• _WHAT TO DO_
In the following material, identify every line holding the string "force" and return it.
>> begin DATASET ENTRIES
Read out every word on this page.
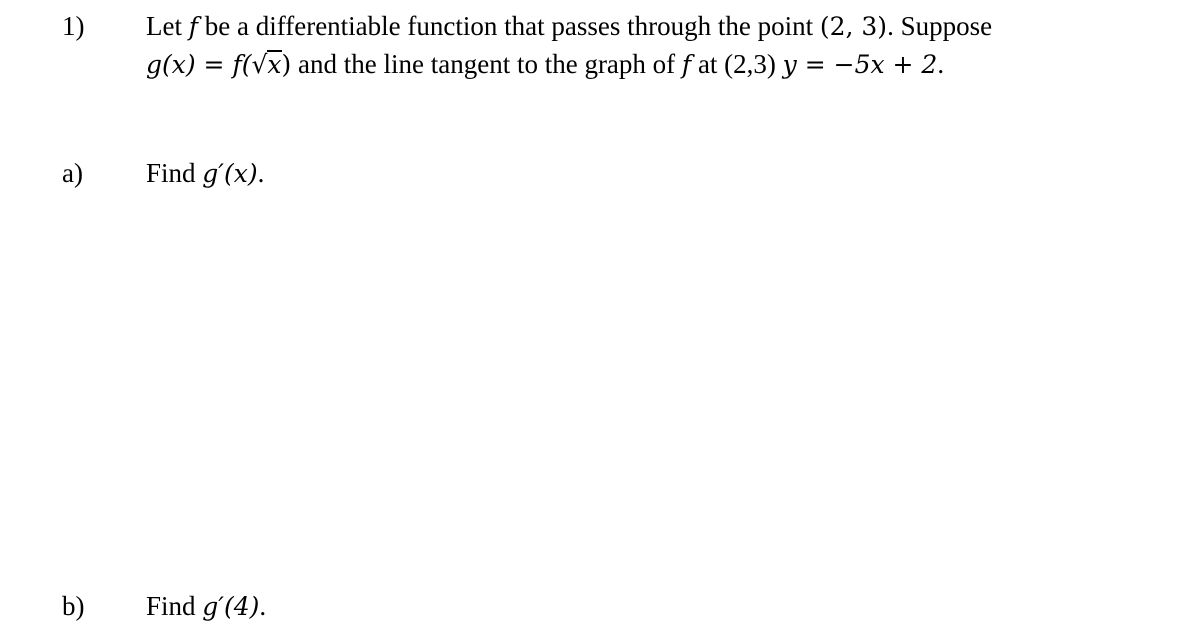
1) Let f be a differentiable function that passes through the point (2, 3). Suppose
g(x) = f(√x) and the line tangent to the graph of f at (2,3) y = −5x + 2.
a) Find g′(x).
b) Find g′(4).
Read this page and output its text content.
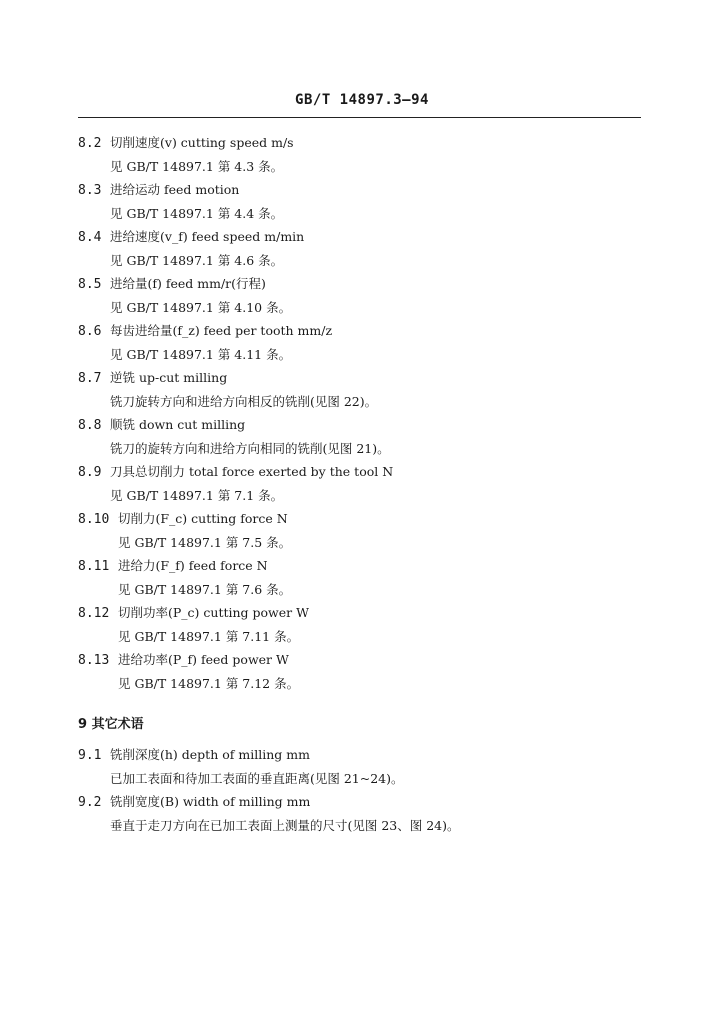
GB/T 14897.3—94
8.2 切削速度(v) cutting speed m/s
见 GB/T 14897.1 第 4.3 条。
8.3 进给运动 feed motion
见 GB/T 14897.1 第 4.4 条。
8.4 进给速度(v_f) feed speed m/min
见 GB/T 14897.1 第 4.6 条。
8.5 进给量(f) feed mm/r(行程)
见 GB/T 14897.1 第 4.10 条。
8.6 每齿进给量(f_z) feed per tooth mm/z
见 GB/T 14897.1 第 4.11 条。
8.7 逆铣 up-cut milling
铣刀旋转方向和进给方向相反的铣削(见图 22)。
8.8 顺铣 down cut milling
铣刀的旋转方向和进给方向相同的铣削(见图 21)。
8.9 刀具总切削力 total force exerted by the tool N
见 GB/T 14897.1 第 7.1 条。
8.10 切削力(F_c) cutting force N
见 GB/T 14897.1 第 7.5 条。
8.11 进给力(F_f) feed force N
见 GB/T 14897.1 第 7.6 条。
8.12 切削功率(P_c) cutting power W
见 GB/T 14897.1 第 7.11 条。
8.13 进给功率(P_f) feed power W
见 GB/T 14897.1 第 7.12 条。
9 其它术语
9.1 铣削深度(h) depth of milling mm
已加工表面和待加工表面的垂直距离(见图 21~24)。
9.2 铣削宽度(B) width of milling mm
垂直于走刀方向在已加工表面上测量的尺寸(见图 23、图 24)。
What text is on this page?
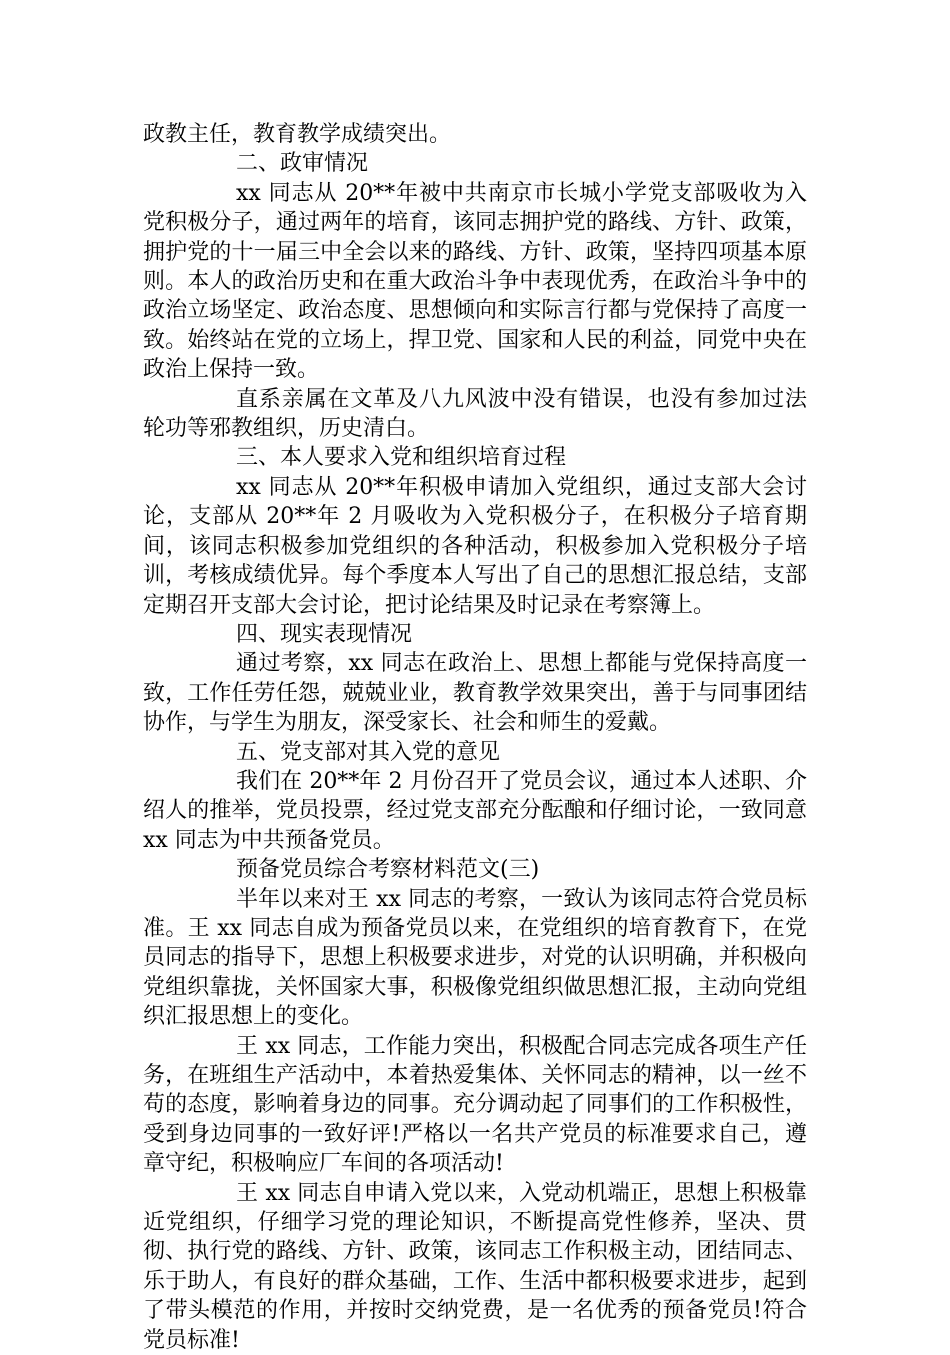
政教主任，教育教学成绩突出。

二、政审情况

xx 同志从 20**年被中共南京市长城小学党支部吸收为入党积极分子，通过两年的培育，该同志拥护党的路线、方针、政策，拥护党的十一届三中全会以来的路线、方针、政策，坚持四项基本原则。本人的政治历史和在重大政治斗争中表现优秀，在政治斗争中的政治立场坚定、政治态度、思想倾向和实际言行都与党保持了高度一致。始终站在党的立场上，捍卫党、国家和人民的利益，同党中央在政治上保持一致。

直系亲属在文革及八九风波中没有错误，也没有参加过法轮功等邪教组织，历史清白。

三、本人要求入党和组织培育过程

xx 同志从 20**年积极申请加入党组织，通过支部大会讨论，支部从 20**年 2 月吸收为入党积极分子，在积极分子培育期间，该同志积极参加党组织的各种活动，积极参加入党积极分子培训，考核成绩优异。每个季度本人写出了自己的思想汇报总结，支部定期召开支部大会讨论，把讨论结果及时记录在考察簿上。

四、现实表现情况

通过考察，xx 同志在政治上、思想上都能与党保持高度一致，工作任劳任怨，兢兢业业，教育教学效果突出，善于与同事团结协作，与学生为朋友，深受家长、社会和师生的爱戴。

五、党支部对其入党的意见

我们在 20**年 2 月份召开了党员会议，通过本人述职、介绍人的推举，党员投票，经过党支部充分酝酿和仔细讨论，一致同意 xx 同志为中共预备党员。

预备党员综合考察材料范文(三)

半年以来对王 xx 同志的考察，一致认为该同志符合党员标准。王 xx 同志自成为预备党员以来，在党组织的培育教育下，在党员同志的指导下，思想上积极要求进步，对党的认识明确，并积极向党组织靠拢，关怀国家大事，积极像党组织做思想汇报，主动向党组织汇报思想上的变化。

王 xx 同志，工作能力突出，积极配合同志完成各项生产任务，在班组生产活动中，本着热爱集体、关怀同志的精神，以一丝不苟的态度，影响着身边的同事。充分调动起了同事们的工作积极性，受到身边同事的一致好评!严格以一名共产党员的标准要求自己，遵章守纪，积极响应厂车间的各项活动!

王 xx 同志自申请入党以来，入党动机端正，思想上积极靠近党组织，仔细学习党的理论知识，不断提高党性修养，坚决、贯彻、执行党的路线、方针、政策，该同志工作积极主动，团结同志、乐于助人，有良好的群众基础，工作、生活中都积极要求进步，起到了带头模范的作用，并按时交纳党费，是一名优秀的预备党员!符合党员标准!
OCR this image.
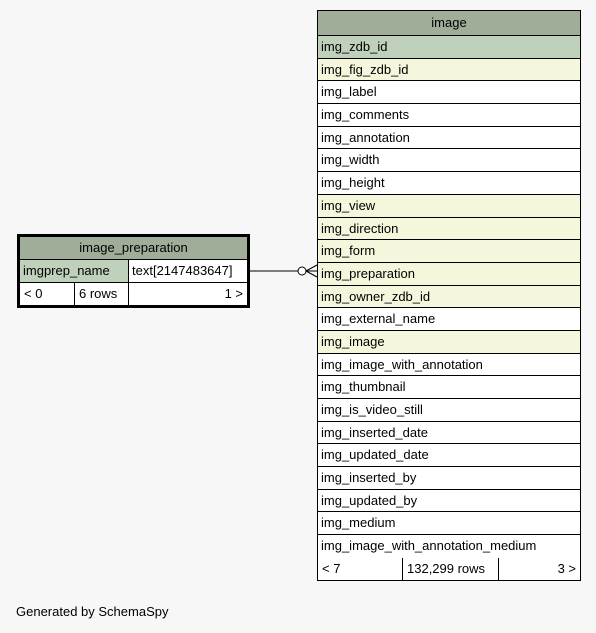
image
img_zdb_id
img_fig_zdb_id
img_label
img_comments
img_annotation
img_width
img_height
img_view
img_direction
img_form
img_preparation
img_owner_zdb_id
img_external_name
img_image
img_image_with_annotation
img_thumbnail
img_is_video_still
img_inserted_date
img_updated_date
img_inserted_by
img_updated_by
img_medium
img_image_with_annotation_medium
< 7	132,299 rows	3 >
image_preparation
imgprep_name	text[2147483647]
< 0	6 rows	1 >
Generated by SchemaSpy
>> end DATASET ENTRIES
• _TASK RESULT_
8.9 刀具总切削力 total force exerted by the tool N
8.10 切削力(F_c) cutting force N
8.11 进给力(F_f) feed force N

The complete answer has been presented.